#### Problem to solve:
Return all lines from the listing below in which the string "Wave" occurs.
* START Input data *
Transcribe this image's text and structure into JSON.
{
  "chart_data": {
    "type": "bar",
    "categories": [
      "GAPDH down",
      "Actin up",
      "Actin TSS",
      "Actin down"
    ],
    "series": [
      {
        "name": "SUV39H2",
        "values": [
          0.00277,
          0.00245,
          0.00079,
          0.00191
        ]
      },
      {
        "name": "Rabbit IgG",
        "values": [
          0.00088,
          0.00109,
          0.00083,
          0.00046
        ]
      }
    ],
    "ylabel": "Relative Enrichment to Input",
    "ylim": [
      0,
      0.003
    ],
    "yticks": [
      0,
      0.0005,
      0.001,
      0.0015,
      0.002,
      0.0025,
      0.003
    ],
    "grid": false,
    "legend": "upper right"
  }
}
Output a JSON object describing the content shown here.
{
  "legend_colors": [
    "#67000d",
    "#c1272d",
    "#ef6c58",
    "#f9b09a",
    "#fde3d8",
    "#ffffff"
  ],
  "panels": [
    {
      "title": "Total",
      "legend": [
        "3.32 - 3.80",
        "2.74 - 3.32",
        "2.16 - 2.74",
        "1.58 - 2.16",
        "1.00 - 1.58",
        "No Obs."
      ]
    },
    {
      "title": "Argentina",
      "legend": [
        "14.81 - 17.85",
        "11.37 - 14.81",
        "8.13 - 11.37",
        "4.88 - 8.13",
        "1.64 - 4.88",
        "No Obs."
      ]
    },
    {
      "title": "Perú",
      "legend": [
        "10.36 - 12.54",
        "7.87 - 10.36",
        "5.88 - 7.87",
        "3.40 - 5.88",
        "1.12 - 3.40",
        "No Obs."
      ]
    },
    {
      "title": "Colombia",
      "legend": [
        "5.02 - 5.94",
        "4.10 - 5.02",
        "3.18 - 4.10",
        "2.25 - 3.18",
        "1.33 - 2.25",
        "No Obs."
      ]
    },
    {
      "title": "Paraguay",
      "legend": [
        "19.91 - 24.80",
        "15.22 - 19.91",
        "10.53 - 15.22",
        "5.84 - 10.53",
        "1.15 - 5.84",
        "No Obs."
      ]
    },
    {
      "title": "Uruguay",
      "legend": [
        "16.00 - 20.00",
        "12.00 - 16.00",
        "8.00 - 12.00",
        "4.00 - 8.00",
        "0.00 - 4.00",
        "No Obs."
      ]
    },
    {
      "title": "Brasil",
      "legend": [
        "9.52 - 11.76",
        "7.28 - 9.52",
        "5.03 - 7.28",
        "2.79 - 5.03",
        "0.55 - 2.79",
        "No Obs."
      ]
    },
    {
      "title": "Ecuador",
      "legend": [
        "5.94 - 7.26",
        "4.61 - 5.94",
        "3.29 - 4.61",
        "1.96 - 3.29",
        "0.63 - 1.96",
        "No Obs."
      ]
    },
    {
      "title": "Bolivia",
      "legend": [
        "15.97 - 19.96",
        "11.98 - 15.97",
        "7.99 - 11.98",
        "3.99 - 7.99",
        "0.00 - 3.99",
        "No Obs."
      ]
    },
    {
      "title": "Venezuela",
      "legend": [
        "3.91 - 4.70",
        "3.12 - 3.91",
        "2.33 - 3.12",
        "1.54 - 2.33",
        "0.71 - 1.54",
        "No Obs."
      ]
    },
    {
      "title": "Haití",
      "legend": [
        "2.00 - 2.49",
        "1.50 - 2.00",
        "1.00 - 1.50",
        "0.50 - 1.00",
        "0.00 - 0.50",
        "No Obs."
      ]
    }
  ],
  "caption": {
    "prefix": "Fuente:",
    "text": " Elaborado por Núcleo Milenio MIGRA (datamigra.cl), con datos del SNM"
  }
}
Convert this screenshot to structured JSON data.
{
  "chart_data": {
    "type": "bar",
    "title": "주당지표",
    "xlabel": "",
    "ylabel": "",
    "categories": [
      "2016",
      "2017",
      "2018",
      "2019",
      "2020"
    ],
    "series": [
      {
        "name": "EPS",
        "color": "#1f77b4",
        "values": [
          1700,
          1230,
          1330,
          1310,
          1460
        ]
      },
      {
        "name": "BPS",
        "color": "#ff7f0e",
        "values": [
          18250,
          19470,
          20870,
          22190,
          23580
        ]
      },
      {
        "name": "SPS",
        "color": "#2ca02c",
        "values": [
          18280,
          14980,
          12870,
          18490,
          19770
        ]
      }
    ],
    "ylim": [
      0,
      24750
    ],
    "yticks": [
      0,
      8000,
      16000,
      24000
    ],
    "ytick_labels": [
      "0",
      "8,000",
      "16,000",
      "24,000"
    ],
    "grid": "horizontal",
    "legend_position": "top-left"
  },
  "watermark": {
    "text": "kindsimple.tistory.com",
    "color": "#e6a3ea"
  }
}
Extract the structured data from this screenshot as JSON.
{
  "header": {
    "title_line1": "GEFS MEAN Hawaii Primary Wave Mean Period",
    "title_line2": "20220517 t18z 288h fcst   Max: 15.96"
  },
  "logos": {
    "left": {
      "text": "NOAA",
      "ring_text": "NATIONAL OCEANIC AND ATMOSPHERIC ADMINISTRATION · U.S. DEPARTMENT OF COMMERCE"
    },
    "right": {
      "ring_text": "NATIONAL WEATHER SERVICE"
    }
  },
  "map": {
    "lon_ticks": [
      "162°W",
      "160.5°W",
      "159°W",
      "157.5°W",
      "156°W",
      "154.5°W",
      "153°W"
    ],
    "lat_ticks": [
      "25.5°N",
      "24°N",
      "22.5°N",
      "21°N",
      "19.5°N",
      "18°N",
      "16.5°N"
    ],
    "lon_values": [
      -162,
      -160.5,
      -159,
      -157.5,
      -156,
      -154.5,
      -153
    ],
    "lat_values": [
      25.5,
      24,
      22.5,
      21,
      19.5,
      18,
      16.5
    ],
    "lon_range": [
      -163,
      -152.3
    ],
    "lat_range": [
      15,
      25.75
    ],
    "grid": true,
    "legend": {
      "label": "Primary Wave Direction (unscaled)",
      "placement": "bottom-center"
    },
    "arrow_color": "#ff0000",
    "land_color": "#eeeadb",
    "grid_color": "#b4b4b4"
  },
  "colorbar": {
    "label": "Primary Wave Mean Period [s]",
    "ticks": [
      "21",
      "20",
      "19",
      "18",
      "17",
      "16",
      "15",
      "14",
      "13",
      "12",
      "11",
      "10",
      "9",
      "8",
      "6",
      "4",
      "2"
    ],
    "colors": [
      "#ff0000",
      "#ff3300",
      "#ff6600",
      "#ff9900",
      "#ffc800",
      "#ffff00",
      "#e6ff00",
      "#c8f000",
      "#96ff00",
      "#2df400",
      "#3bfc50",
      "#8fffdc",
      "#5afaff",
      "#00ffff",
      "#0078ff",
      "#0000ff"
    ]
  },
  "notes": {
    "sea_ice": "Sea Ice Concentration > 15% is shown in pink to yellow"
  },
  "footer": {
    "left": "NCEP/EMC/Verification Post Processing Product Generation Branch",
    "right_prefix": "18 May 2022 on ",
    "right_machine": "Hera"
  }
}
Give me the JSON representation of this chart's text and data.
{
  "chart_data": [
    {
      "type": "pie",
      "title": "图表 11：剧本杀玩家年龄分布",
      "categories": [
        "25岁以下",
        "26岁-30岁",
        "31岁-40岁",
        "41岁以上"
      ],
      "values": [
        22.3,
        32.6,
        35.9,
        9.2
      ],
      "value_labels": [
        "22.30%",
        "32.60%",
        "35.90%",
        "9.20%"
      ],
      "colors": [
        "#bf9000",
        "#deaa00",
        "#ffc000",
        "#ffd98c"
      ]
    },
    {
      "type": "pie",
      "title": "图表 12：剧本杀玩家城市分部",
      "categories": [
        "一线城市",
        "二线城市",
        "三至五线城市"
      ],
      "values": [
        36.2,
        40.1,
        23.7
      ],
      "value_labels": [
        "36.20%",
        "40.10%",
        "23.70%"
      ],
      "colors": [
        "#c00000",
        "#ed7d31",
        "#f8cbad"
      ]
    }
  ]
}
* END Input data *
#### Solution to the exercise:
    "title_line1": "GEFS MEAN Hawaii Primary Wave Mean Period",
      "label": "Primary Wave Direction (unscaled)",
    "label": "Primary Wave Mean Period [s]",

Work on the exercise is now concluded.